Aufgaben |
1. Welchen Buchtitel nennt toltec-head im Auszug über Patricia Highsmith als einen der besten der Literaturgeschichte?
2. Erkläre mit Hilfe des Auszugs über Patricia Highsmith, wie sie laut dem Beitrag von Der_Professor zu ihren „irgendwie schwulen Figuren“ gekommen ist.

Auszug |
═══

Patricia Highsmith und Toltec im Supermarkt

Text zum Thema Zerrissenheit

von  toltec-head

Eine Threadcollage mit dramolletem Abschluss

Der_Professor 01.Apr.2012 - 02:28

Das Ding geht immer, dass gesagt wird, die Highsmith sei eigentlich keine Krimi- oder Horror- oder Unterhaltungsautorin, sondern sie sei eine vollgültige "ernschthaffde" Schriftstellerin, eine US-Literatur-Klassikerin des zwanzigsten Jahrhunderts.

Ich seh das vergleichbar zu Stephen King: Also dass einen Hauptschüler kaufen und süchtig verschlingen und Uni-Pofessoren eher nicht, heißt ja nun wirklich nicht, dass man irgendwie dumm im Kopf wäre oder einigermaßen schlecht schreiben täte. Sie schreibt saugut. Sie hat diese superperfekte Tüftelei eines hochprofessionellen Unterhaltungsautors, der dir nichts einfach nur hinsetzt, weil es für dich nett klingen mag oder weil sowohl du wie der Leser das Buch noch ein bissel am Köcheln haben wollen, bevor es leider aus ist. Nein, bei ihr hat jedes Teil seine saubere Funktion für das Ganze.

Außerdem hat sie supergut drauf, sich in den Kopf von ganz gemeinen Ludern und Nervensägen reinzuversetzen. Die ist so extrem biestig, dass es einigermaßen schwer fällt zu glauben, privatmenschlich sei sie lieb und nett gewesen. Auf jeden Fall war sie ja eine Säuferin. Und lesbisch war sie, hat sie aber lange verheimlicht. So ist sie zu diesen "irgendwie schwulen Figuren" gekommen. Ich fand das in dem viel früheren ersten Ripley "The Talented Mr. Ripley" schon sehr deutlich, dafür dass es angeblich "verhüllt" sein sollte. (Der Film mit Law und Damon tut auf dem Sektor ja auch Gutes.)

Dort und auch anderswo hab ich gefunden, dass kaum jemand so erbarmungslos die Blödheit etlicher amerikanischer Frauen zur Sau macht wie sie - die amerikanische Frau. Aber wenn man sich vorstellt, dass diese Männerfiguren, die sie in den Bücher hat, in Wahrheit Lesben sind und die Frauen, die sie da so fertig macht, Heterofrauen, dann wird wohl ein Stiefel daraus.

toltec-head 01.Apr.2012 - 12:49

"women and other nightmares" ist für mich einer der besten buchtitel der literaturgeschichte. und ripley einer der sympatischsten charaktere. im vergleich zu einer figur aus walser oder grass wirkt er wie ein diamant, der einem unvermutet aus einer kloschüssel entgegen lächelt.

═══

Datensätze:
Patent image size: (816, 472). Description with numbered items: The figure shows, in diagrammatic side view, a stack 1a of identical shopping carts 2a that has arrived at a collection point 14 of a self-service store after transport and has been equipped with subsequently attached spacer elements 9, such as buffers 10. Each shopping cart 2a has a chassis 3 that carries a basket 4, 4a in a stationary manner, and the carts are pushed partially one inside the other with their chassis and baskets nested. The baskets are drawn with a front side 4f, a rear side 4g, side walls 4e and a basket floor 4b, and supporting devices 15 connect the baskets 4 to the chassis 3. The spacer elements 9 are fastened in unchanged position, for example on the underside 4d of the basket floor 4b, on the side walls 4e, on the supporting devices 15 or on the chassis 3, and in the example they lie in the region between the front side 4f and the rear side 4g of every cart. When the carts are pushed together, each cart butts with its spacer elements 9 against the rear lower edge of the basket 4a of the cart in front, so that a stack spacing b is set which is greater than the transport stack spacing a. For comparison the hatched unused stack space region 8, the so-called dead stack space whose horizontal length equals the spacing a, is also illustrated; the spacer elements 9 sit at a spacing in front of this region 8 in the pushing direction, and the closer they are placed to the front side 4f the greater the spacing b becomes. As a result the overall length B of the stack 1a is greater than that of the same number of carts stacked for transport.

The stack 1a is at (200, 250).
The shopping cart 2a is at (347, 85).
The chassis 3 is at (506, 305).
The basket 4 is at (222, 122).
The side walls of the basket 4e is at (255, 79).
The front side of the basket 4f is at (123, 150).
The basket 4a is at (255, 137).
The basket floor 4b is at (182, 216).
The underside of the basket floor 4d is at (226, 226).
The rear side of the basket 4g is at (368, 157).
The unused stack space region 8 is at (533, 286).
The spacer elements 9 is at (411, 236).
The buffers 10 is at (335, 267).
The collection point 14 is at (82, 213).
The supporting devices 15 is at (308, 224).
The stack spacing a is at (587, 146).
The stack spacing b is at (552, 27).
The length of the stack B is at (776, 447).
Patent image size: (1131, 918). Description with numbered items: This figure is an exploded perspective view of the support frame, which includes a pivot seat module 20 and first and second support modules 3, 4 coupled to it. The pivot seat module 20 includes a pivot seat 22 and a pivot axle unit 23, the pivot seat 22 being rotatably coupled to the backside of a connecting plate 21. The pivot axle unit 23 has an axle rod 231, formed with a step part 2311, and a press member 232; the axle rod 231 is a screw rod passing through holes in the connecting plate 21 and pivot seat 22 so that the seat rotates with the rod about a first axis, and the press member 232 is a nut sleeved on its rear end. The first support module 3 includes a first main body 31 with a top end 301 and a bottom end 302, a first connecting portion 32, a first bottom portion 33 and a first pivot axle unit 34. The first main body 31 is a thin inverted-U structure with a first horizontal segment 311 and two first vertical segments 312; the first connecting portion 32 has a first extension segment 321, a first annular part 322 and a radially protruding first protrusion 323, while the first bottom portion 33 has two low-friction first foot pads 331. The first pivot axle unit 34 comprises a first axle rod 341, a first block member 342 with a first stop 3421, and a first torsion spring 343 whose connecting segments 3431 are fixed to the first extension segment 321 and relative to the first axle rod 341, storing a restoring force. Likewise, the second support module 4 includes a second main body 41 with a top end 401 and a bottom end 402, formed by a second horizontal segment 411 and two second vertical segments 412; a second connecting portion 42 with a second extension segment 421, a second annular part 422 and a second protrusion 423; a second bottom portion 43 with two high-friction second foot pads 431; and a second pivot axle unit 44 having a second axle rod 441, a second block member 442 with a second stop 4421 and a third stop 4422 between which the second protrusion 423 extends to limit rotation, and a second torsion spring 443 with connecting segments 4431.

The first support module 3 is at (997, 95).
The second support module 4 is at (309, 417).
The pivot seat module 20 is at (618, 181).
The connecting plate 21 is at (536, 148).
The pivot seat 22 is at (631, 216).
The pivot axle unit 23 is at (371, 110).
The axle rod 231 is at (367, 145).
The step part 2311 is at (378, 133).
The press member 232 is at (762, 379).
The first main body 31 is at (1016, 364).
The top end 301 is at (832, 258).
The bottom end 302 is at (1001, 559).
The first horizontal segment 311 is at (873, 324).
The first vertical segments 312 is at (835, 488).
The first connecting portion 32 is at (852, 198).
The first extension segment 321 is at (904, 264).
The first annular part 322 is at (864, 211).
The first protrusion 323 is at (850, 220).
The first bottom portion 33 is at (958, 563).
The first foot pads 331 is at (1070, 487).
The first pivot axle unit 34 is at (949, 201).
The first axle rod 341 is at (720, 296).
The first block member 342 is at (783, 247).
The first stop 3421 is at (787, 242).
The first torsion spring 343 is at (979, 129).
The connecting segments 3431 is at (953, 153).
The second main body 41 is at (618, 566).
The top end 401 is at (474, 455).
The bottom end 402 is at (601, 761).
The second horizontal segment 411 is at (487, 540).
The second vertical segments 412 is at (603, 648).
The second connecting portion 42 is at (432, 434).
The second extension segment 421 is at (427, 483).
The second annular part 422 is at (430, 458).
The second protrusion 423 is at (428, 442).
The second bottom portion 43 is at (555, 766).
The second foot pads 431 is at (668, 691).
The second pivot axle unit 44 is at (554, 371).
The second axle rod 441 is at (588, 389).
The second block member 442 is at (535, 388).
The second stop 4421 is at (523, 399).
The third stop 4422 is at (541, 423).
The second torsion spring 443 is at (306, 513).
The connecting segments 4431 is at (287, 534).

═══

Lösungen |
1. „women and other nightmares“

2. Laut dem Beitrag war Highsmith lesbisch, hat das aber lange verheimlicht. Daraus erklärt der Beitrag die „irgendwie schwulen Figuren“ in ihren Büchern.